Items from a figure collection:
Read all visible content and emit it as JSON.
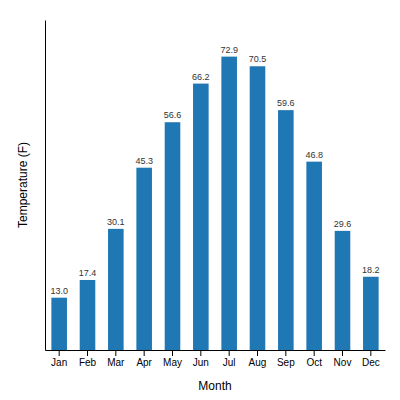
{
  "chart_data": {
    "type": "bar",
    "categories": [
      "Jan",
      "Feb",
      "Mar",
      "Apr",
      "May",
      "Jun",
      "Jul",
      "Aug",
      "Sep",
      "Oct",
      "Nov",
      "Dec"
    ],
    "values": [
      13.0,
      17.4,
      30.1,
      45.3,
      56.6,
      66.2,
      72.9,
      70.5,
      59.6,
      46.8,
      29.6,
      18.2
    ],
    "value_labels": [
      "13.0",
      "17.4",
      "30.1",
      "45.3",
      "56.6",
      "66.2",
      "72.9",
      "70.5",
      "59.6",
      "46.8",
      "29.6",
      "18.2"
    ],
    "data_labels": true,
    "xlabel": "Month",
    "ylabel": "Temperature (F)",
    "ylim": [
      0,
      82
    ],
    "tick_labels": "x",
    "grid": false
  }
}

> _What you have to do_
Could you repeat all of the material exactly? Pictures should not be copied.

> _Result below_
Read all visible content and emit it as JSON.
{
  "chart_data": {
    "type": "bar",
    "categories": [
      "Jan",
      "Feb",
      "Mar",
      "Apr",
      "May",
      "Jun",
      "Jul",
      "Aug",
      "Sep",
      "Oct",
      "Nov",
      "Dec"
    ],
    "values": [
      13.0,
      17.4,
      30.1,
      45.3,
      56.6,
      66.2,
      72.9,
      70.5,
      59.6,
      46.8,
      29.6,
      18.2
    ],
    "value_labels": [
      "13.0",
      "17.4",
      "30.1",
      "45.3",
      "56.6",
      "66.2",
      "72.9",
      "70.5",
      "59.6",
      "46.8",
      "29.6",
      "18.2"
    ],
    "data_labels": true,
    "xlabel": "Month",
    "ylabel": "Temperature (F)",
    "ylim": [
      0,
      82
    ],
    "tick_labels": "x",
    "grid": false
  }
}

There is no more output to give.